▶ _GIVEN RECORDS_
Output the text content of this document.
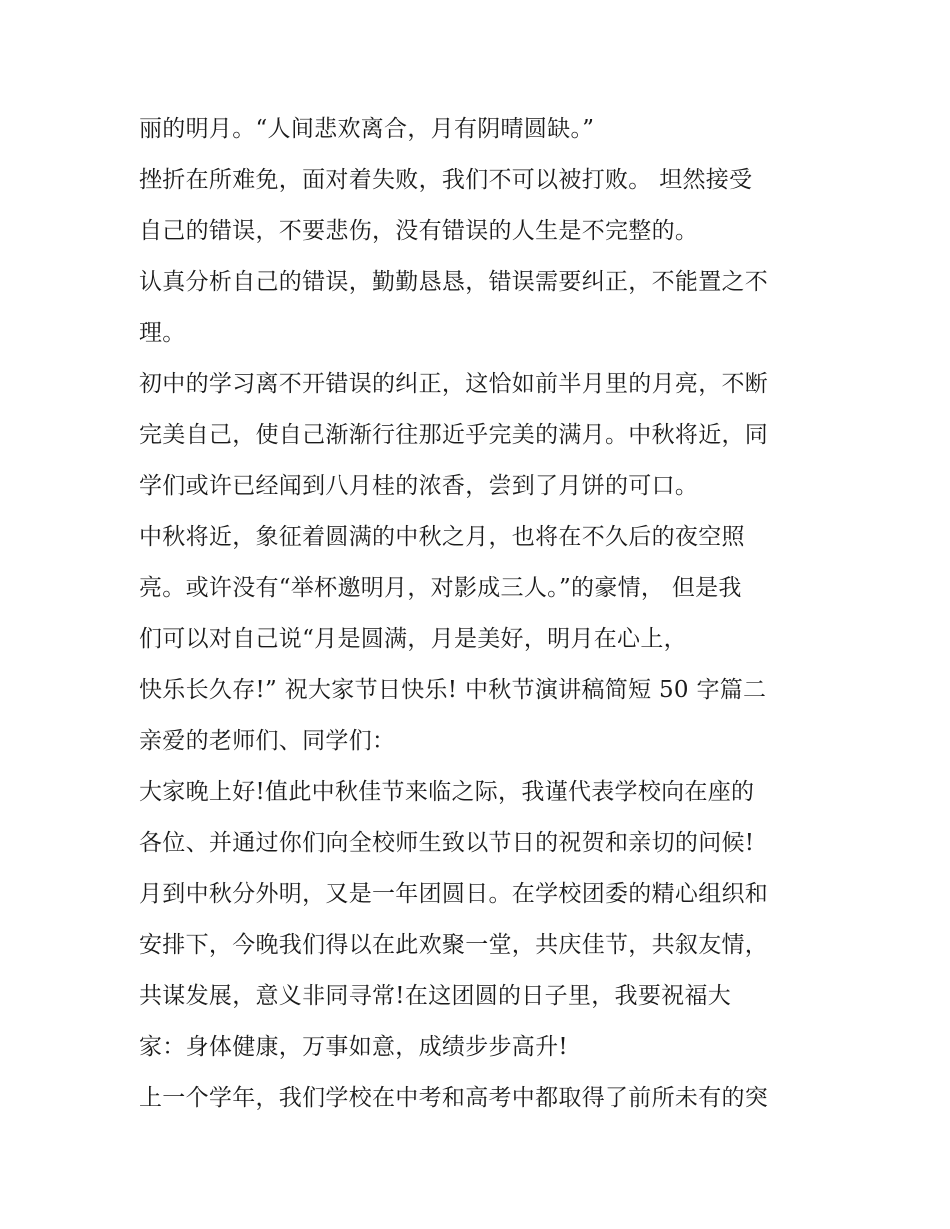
丽的明月。“人间悲欢离合，月有阴晴圆缺。”
挫折在所难免，面对着失败，我们不可以被打败。 坦然接受
自己的错误，不要悲伤，没有错误的人生是不完整的。
认真分析自己的错误，勤勤恳恳，错误需要纠正，不能置之不
理。
初中的学习离不开错误的纠正，这恰如前半月里的月亮，不断
完美自己，使自己渐渐行往那近乎完美的满月。中秋将近，同
学们或许已经闻到八月桂的浓香，尝到了月饼的可口。
中秋将近，象征着圆满的中秋之月，也将在不久后的夜空照
亮。或许没有“举杯邀明月，对影成三人。”的豪情， 但是我
们可以对自己说“月是圆满，月是美好，明月在心上，
快乐长久存!” 祝大家节日快乐! 中秋节演讲稿简短 50 字篇二
亲爱的老师们、同学们：
大家晚上好!值此中秋佳节来临之际，我谨代表学校向在座的
各位、并通过你们向全校师生致以节日的祝贺和亲切的问候!
月到中秋分外明，又是一年团圆日。在学校团委的精心组织和
安排下，今晚我们得以在此欢聚一堂，共庆佳节，共叙友情，
共谋发展，意义非同寻常!在这团圆的日子里，我要祝福大
家：身体健康，万事如意，成绩步步高升!
上一个学年，我们学校在中考和高考中都取得了前所未有的突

▶ _YOUR OBJECTIVE_
Spot every line that holds "中秋将近" and copy it.

▶ _RIGHT ANSWER_
完美自己，使自己渐渐行往那近乎完美的满月。中秋将近，同
中秋将近，象征着圆满的中秋之月，也将在不久后的夜空照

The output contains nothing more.